Request
In the material below, count the lines with the word "Mass" and state that number only.

[Records from a data collection]

'''

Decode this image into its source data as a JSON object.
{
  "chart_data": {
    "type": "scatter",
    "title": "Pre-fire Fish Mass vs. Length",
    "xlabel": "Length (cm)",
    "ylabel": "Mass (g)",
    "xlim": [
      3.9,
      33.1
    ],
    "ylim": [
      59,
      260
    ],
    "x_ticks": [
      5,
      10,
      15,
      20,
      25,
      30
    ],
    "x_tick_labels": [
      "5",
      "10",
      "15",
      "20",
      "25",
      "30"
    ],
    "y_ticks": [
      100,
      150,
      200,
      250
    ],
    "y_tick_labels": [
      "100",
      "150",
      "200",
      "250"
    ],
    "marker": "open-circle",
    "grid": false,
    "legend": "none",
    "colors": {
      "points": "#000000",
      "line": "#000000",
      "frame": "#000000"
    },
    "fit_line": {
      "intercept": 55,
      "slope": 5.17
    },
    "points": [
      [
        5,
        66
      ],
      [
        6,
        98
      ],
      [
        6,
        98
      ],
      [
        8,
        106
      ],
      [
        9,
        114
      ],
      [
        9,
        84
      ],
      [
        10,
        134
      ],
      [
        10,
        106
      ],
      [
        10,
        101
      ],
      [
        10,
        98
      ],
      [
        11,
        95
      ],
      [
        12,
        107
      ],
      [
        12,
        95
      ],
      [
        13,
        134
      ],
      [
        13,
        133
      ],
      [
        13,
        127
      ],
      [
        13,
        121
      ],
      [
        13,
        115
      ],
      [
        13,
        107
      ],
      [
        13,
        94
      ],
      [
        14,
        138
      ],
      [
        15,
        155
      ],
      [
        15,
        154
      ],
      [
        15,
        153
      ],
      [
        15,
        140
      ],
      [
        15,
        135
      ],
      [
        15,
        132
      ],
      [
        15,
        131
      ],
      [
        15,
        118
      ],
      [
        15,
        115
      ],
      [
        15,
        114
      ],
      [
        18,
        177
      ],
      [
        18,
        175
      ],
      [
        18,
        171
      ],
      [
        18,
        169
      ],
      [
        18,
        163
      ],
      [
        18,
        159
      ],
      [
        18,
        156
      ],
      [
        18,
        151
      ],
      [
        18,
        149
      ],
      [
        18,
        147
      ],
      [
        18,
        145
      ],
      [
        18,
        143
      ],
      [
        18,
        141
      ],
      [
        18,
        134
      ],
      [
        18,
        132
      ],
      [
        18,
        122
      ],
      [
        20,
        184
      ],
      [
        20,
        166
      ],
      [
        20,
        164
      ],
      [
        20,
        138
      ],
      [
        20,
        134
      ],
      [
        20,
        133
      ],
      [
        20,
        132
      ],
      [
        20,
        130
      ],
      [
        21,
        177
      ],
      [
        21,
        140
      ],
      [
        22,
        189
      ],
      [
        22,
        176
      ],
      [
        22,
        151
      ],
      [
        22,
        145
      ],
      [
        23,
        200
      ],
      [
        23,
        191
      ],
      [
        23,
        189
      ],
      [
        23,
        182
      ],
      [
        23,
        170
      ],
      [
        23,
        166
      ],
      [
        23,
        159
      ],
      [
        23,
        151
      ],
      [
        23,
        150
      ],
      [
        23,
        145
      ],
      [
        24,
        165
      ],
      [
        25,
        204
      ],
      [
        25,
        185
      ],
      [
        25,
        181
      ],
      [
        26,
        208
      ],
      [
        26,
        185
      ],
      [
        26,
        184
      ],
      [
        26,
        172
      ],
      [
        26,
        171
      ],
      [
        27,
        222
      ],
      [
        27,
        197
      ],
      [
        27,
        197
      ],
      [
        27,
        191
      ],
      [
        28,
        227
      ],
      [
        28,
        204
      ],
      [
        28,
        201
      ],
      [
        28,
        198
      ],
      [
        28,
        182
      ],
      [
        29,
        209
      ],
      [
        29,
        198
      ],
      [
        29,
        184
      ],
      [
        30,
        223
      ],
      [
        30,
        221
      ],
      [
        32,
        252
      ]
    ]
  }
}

'''

Task answer
2